# Goal of the exercise
Restate all of the data exactly.

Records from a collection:
⟨
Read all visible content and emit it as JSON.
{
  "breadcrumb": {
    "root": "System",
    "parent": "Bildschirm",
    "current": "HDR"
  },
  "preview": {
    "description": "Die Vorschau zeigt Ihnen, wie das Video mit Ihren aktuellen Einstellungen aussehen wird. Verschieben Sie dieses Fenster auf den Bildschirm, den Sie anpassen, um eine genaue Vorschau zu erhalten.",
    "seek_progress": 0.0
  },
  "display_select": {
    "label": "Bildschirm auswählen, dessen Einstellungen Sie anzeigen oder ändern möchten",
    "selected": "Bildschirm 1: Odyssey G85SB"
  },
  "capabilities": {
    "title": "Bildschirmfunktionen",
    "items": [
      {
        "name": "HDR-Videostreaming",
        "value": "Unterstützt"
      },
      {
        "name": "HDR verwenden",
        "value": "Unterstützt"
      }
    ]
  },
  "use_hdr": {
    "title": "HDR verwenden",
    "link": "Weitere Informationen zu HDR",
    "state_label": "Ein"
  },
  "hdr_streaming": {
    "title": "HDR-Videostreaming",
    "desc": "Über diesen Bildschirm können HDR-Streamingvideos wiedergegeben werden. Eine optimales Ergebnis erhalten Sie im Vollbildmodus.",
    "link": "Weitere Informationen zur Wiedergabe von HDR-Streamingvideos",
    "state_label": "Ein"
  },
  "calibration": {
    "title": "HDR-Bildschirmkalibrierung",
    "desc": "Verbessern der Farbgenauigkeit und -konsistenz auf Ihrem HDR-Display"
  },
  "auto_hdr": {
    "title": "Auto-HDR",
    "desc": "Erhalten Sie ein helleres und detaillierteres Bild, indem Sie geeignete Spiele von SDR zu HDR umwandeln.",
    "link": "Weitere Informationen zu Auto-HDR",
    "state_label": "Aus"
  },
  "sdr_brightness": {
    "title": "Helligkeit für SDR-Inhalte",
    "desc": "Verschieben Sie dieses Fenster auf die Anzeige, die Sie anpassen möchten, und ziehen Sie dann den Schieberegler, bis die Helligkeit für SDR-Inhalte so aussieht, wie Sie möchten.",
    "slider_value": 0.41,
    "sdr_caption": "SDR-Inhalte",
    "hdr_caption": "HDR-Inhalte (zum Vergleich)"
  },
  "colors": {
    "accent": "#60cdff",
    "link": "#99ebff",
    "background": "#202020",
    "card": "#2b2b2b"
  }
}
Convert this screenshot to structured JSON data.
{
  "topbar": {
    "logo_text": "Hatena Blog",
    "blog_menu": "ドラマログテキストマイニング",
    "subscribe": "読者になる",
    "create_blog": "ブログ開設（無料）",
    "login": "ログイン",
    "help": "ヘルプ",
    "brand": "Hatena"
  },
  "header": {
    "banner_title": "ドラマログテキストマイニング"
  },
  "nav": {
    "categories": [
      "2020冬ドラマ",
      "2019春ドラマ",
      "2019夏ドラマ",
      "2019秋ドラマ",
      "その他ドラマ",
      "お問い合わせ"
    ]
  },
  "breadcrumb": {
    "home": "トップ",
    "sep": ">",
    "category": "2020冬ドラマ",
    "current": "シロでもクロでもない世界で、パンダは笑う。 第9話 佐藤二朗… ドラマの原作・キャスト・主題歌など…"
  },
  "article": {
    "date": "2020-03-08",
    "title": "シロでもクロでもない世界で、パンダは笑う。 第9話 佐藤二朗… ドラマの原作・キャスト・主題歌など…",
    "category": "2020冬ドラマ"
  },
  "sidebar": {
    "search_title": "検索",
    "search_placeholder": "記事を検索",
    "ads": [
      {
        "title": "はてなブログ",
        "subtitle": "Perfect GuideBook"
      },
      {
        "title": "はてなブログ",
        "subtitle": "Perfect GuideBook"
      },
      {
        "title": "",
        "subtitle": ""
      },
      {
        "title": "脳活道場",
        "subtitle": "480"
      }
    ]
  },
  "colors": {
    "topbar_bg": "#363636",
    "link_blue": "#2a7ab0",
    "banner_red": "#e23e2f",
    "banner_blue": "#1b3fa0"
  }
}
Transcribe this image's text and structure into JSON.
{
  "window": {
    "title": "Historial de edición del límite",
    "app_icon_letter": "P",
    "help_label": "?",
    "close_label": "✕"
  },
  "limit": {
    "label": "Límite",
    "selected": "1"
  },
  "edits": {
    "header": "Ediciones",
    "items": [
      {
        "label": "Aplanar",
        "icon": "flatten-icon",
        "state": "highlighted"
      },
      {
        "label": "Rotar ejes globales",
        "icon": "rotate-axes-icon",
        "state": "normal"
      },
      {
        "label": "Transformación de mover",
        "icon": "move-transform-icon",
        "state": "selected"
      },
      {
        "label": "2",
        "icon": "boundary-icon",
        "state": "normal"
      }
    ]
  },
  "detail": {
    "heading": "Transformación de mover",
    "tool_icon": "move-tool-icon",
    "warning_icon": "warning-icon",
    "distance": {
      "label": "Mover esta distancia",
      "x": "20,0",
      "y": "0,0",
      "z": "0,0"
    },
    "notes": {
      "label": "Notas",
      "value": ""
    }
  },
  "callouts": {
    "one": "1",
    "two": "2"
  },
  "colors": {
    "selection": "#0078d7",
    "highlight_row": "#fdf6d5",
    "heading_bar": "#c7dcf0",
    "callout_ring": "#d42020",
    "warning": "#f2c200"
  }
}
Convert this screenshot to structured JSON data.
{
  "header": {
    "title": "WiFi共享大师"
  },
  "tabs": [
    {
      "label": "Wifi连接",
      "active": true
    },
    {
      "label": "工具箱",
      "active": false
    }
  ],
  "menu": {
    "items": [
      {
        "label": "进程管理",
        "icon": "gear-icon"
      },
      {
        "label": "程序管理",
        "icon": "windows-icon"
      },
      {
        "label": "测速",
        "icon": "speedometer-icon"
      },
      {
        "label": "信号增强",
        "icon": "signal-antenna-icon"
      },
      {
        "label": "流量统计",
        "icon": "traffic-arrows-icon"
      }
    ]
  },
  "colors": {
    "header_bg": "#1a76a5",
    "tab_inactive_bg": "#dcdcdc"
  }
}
⟩
# Task answer
Read all visible content and emit it as JSON.
{
  "breadcrumb": {
    "root": "System",
    "parent": "Bildschirm",
    "current": "HDR"
  },
  "preview": {
    "description": "Die Vorschau zeigt Ihnen, wie das Video mit Ihren aktuellen Einstellungen aussehen wird. Verschieben Sie dieses Fenster auf den Bildschirm, den Sie anpassen, um eine genaue Vorschau zu erhalten.",
    "seek_progress": 0.0
  },
  "display_select": {
    "label": "Bildschirm auswählen, dessen Einstellungen Sie anzeigen oder ändern möchten",
    "selected": "Bildschirm 1: Odyssey G85SB"
  },
  "capabilities": {
    "title": "Bildschirmfunktionen",
    "items": [
      {
        "name": "HDR-Videostreaming",
        "value": "Unterstützt"
      },
      {
        "name": "HDR verwenden",
        "value": "Unterstützt"
      }
    ]
  },
  "use_hdr": {
    "title": "HDR verwenden",
    "link": "Weitere Informationen zu HDR",
    "state_label": "Ein"
  },
  "hdr_streaming": {
    "title": "HDR-Videostreaming",
    "desc": "Über diesen Bildschirm können HDR-Streamingvideos wiedergegeben werden. Eine optimales Ergebnis erhalten Sie im Vollbildmodus.",
    "link": "Weitere Informationen zur Wiedergabe von HDR-Streamingvideos",
    "state_label": "Ein"
  },
  "calibration": {
    "title": "HDR-Bildschirmkalibrierung",
    "desc": "Verbessern der Farbgenauigkeit und -konsistenz auf Ihrem HDR-Display"
  },
  "auto_hdr": {
    "title": "Auto-HDR",
    "desc": "Erhalten Sie ein helleres und detaillierteres Bild, indem Sie geeignete Spiele von SDR zu HDR umwandeln.",
    "link": "Weitere Informationen zu Auto-HDR",
    "state_label": "Aus"
  },
  "sdr_brightness": {
    "title": "Helligkeit für SDR-Inhalte",
    "desc": "Verschieben Sie dieses Fenster auf die Anzeige, die Sie anpassen möchten, und ziehen Sie dann den Schieberegler, bis die Helligkeit für SDR-Inhalte so aussieht, wie Sie möchten.",
    "slider_value": 0.41,
    "sdr_caption": "SDR-Inhalte",
    "hdr_caption": "HDR-Inhalte (zum Vergleich)"
  },
  "colors": {
    "accent": "#60cdff",
    "link": "#99ebff",
    "background": "#202020",
    "card": "#2b2b2b"
  }
}
Convert this screenshot to structured JSON data.
{
  "topbar": {
    "logo_text": "Hatena Blog",
    "blog_menu": "ドラマログテキストマイニング",
    "subscribe": "読者になる",
    "create_blog": "ブログ開設（無料）",
    "login": "ログイン",
    "help": "ヘルプ",
    "brand": "Hatena"
  },
  "header": {
    "banner_title": "ドラマログテキストマイニング"
  },
  "nav": {
    "categories": [
      "2020冬ドラマ",
      "2019春ドラマ",
      "2019夏ドラマ",
      "2019秋ドラマ",
      "その他ドラマ",
      "お問い合わせ"
    ]
  },
  "breadcrumb": {
    "home": "トップ",
    "sep": ">",
    "category": "2020冬ドラマ",
    "current": "シロでもクロでもない世界で、パンダは笑う。 第9話 佐藤二朗… ドラマの原作・キャスト・主題歌など…"
  },
  "article": {
    "date": "2020-03-08",
    "title": "シロでもクロでもない世界で、パンダは笑う。 第9話 佐藤二朗… ドラマの原作・キャスト・主題歌など…",
    "category": "2020冬ドラマ"
  },
  "sidebar": {
    "search_title": "検索",
    "search_placeholder": "記事を検索",
    "ads": [
      {
        "title": "はてなブログ",
        "subtitle": "Perfect GuideBook"
      },
      {
        "title": "はてなブログ",
        "subtitle": "Perfect GuideBook"
      },
      {
        "title": "",
        "subtitle": ""
      },
      {
        "title": "脳活道場",
        "subtitle": "480"
      }
    ]
  },
  "colors": {
    "topbar_bg": "#363636",
    "link_blue": "#2a7ab0",
    "banner_red": "#e23e2f",
    "banner_blue": "#1b3fa0"
  }
}
Transcribe this image's text and structure into JSON.
{
  "window": {
    "title": "Historial de edición del límite",
    "app_icon_letter": "P",
    "help_label": "?",
    "close_label": "✕"
  },
  "limit": {
    "label": "Límite",
    "selected": "1"
  },
  "edits": {
    "header": "Ediciones",
    "items": [
      {
        "label": "Aplanar",
        "icon": "flatten-icon",
        "state": "highlighted"
      },
      {
        "label": "Rotar ejes globales",
        "icon": "rotate-axes-icon",
        "state": "normal"
      },
      {
        "label": "Transformación de mover",
        "icon": "move-transform-icon",
        "state": "selected"
      },
      {
        "label": "2",
        "icon": "boundary-icon",
        "state": "normal"
      }
    ]
  },
  "detail": {
    "heading": "Transformación de mover",
    "tool_icon": "move-tool-icon",
    "warning_icon": "warning-icon",
    "distance": {
      "label": "Mover esta distancia",
      "x": "20,0",
      "y": "0,0",
      "z": "0,0"
    },
    "notes": {
      "label": "Notas",
      "value": ""
    }
  },
  "callouts": {
    "one": "1",
    "two": "2"
  },
  "colors": {
    "selection": "#0078d7",
    "highlight_row": "#fdf6d5",
    "heading_bar": "#c7dcf0",
    "callout_ring": "#d42020",
    "warning": "#f2c200"
  }
}
Convert this screenshot to structured JSON data.
{
  "header": {
    "title": "WiFi共享大师"
  },
  "tabs": [
    {
      "label": "Wifi连接",
      "active": true
    },
    {
      "label": "工具箱",
      "active": false
    }
  ],
  "menu": {
    "items": [
      {
        "label": "进程管理",
        "icon": "gear-icon"
      },
      {
        "label": "程序管理",
        "icon": "windows-icon"
      },
      {
        "label": "测速",
        "icon": "speedometer-icon"
      },
      {
        "label": "信号增强",
        "icon": "signal-antenna-icon"
      },
      {
        "label": "流量统计",
        "icon": "traffic-arrows-icon"
      }
    ]
  },
  "colors": {
    "header_bg": "#1a76a5",
    "tab_inactive_bg": "#dcdcdc"
  }
}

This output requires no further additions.